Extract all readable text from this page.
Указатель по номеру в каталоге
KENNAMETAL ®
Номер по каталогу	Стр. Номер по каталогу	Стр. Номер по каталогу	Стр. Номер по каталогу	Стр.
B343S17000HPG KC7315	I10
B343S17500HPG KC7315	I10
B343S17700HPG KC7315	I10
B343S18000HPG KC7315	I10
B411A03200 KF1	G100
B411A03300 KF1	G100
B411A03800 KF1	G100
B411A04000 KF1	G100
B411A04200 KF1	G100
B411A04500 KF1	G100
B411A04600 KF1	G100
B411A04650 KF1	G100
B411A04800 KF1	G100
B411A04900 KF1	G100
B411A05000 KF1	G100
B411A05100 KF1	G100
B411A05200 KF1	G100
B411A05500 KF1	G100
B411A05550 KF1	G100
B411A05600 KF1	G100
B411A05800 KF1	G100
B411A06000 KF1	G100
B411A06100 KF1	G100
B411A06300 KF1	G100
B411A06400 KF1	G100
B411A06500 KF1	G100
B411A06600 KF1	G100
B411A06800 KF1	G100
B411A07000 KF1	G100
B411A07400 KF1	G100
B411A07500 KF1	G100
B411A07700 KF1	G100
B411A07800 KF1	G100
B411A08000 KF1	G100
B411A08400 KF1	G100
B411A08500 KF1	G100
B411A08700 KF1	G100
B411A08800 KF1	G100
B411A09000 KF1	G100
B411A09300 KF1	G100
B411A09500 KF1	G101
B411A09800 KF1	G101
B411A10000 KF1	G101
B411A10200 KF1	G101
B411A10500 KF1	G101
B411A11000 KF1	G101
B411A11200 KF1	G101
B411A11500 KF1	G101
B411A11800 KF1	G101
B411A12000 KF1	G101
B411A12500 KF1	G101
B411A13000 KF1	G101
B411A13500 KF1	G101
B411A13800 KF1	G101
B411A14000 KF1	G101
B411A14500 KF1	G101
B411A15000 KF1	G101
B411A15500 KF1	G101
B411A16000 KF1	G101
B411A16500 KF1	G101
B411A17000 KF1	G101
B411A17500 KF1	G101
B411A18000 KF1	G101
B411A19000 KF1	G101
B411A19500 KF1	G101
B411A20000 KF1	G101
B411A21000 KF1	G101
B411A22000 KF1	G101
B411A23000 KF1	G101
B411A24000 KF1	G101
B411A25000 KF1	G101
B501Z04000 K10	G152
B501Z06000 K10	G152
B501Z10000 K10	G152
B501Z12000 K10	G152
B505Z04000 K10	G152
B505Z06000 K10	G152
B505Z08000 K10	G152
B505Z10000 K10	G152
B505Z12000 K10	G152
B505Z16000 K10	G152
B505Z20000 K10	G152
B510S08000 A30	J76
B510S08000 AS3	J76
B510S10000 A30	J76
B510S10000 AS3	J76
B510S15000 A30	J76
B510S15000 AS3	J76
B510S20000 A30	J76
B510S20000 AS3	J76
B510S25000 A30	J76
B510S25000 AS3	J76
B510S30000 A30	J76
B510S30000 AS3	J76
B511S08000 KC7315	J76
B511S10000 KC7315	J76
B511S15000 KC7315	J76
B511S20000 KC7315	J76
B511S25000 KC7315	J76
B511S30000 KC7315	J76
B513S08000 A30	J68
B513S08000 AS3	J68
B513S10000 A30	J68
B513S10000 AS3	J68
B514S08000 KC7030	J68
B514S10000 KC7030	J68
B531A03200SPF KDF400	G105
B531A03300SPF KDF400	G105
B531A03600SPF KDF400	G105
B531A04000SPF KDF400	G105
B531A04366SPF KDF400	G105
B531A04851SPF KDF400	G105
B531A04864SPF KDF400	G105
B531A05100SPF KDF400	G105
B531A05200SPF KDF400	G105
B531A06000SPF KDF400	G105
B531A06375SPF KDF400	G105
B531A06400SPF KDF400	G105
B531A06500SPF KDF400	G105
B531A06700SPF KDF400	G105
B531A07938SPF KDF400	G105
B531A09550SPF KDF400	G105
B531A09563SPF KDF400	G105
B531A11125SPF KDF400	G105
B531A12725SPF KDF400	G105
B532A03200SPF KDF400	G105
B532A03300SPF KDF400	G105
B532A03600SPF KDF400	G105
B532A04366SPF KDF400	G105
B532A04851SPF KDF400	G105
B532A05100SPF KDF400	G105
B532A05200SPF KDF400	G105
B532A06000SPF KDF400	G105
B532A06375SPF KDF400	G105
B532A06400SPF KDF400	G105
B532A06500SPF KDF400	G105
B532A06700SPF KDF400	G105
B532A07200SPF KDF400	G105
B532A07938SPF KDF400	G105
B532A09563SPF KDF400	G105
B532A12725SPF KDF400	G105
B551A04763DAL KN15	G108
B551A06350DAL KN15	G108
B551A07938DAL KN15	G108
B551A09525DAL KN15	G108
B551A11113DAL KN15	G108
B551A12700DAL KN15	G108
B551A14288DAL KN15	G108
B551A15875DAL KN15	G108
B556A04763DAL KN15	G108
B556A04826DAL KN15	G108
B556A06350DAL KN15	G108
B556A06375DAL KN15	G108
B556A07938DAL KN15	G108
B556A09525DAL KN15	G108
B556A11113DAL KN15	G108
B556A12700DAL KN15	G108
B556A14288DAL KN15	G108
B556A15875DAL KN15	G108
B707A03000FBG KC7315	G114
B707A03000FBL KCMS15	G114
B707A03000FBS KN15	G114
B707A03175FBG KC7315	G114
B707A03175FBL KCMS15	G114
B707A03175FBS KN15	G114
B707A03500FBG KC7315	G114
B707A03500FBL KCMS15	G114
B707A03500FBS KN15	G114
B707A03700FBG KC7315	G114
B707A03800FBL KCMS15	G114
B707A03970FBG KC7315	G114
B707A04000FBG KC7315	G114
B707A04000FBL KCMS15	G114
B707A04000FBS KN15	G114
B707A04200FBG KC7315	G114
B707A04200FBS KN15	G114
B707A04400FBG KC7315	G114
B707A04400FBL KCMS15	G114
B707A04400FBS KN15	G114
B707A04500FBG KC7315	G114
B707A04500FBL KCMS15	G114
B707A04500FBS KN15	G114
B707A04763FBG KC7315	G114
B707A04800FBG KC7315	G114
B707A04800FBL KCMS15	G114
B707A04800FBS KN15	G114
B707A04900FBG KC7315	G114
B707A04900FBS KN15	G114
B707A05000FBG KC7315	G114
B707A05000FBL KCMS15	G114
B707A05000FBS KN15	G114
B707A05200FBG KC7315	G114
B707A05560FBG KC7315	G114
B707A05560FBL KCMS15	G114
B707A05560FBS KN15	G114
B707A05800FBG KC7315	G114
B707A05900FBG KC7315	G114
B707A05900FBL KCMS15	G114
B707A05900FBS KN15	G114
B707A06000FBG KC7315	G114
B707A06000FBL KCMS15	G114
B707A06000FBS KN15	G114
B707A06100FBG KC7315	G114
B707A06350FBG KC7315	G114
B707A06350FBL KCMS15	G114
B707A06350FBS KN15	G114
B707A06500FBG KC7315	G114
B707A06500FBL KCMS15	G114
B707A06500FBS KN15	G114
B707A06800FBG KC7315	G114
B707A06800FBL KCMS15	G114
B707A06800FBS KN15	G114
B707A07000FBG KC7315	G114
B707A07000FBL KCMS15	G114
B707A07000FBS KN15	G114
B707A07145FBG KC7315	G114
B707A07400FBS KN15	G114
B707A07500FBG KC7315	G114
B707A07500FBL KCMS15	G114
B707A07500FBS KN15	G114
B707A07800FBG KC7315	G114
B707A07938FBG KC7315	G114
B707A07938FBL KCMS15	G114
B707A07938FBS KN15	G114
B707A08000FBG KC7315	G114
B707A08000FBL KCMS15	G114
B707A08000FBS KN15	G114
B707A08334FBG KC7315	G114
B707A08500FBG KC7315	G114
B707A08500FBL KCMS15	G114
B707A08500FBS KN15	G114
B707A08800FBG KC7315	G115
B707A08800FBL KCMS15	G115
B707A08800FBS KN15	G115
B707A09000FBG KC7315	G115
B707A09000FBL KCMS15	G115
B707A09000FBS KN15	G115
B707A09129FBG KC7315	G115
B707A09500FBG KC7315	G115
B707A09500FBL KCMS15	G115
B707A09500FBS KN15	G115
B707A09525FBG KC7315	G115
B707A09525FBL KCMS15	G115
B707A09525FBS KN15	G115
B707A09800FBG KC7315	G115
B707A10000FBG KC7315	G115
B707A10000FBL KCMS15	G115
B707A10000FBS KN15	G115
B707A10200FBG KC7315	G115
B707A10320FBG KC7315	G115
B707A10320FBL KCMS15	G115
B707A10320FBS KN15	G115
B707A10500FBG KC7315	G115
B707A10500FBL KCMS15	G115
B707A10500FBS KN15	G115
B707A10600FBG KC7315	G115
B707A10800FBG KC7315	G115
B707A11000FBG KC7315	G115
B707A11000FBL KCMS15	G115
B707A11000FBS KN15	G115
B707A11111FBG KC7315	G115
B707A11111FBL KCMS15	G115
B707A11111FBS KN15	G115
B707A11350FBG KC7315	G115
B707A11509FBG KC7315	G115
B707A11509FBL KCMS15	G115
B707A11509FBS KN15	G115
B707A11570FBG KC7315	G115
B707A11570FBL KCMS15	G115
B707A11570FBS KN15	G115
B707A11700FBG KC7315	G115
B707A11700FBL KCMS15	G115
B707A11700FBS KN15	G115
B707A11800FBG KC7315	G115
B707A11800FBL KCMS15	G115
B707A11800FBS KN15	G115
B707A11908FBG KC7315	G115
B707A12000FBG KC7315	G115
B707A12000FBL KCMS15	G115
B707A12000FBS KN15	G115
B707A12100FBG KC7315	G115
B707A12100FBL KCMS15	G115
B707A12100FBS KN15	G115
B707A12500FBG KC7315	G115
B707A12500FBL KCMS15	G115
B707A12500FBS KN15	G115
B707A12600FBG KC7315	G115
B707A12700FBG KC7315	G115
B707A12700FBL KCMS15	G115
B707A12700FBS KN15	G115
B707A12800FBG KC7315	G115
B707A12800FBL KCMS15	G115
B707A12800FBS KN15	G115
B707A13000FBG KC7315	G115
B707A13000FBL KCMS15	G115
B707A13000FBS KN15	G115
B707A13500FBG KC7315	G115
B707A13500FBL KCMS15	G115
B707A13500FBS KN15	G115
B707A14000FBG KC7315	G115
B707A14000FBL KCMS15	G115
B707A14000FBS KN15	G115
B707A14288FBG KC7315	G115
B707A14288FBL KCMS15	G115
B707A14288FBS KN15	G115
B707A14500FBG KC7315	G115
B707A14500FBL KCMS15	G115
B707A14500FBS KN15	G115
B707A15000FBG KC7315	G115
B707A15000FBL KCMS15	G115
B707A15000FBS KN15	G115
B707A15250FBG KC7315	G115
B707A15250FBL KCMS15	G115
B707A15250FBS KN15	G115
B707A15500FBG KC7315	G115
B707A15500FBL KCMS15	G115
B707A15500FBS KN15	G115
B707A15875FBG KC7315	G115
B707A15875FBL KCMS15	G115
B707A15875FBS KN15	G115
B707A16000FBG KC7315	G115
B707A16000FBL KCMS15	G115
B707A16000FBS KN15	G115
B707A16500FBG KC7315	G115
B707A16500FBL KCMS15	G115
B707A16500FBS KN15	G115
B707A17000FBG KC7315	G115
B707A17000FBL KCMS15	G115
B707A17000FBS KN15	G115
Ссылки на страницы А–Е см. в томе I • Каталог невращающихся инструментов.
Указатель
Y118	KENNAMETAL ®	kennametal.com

# [Task requirements]
Collect each line above holding the string "KENNAMETAL".

# [Final answer]
KENNAMETAL ®
Y118	KENNAMETAL ®	kennametal.com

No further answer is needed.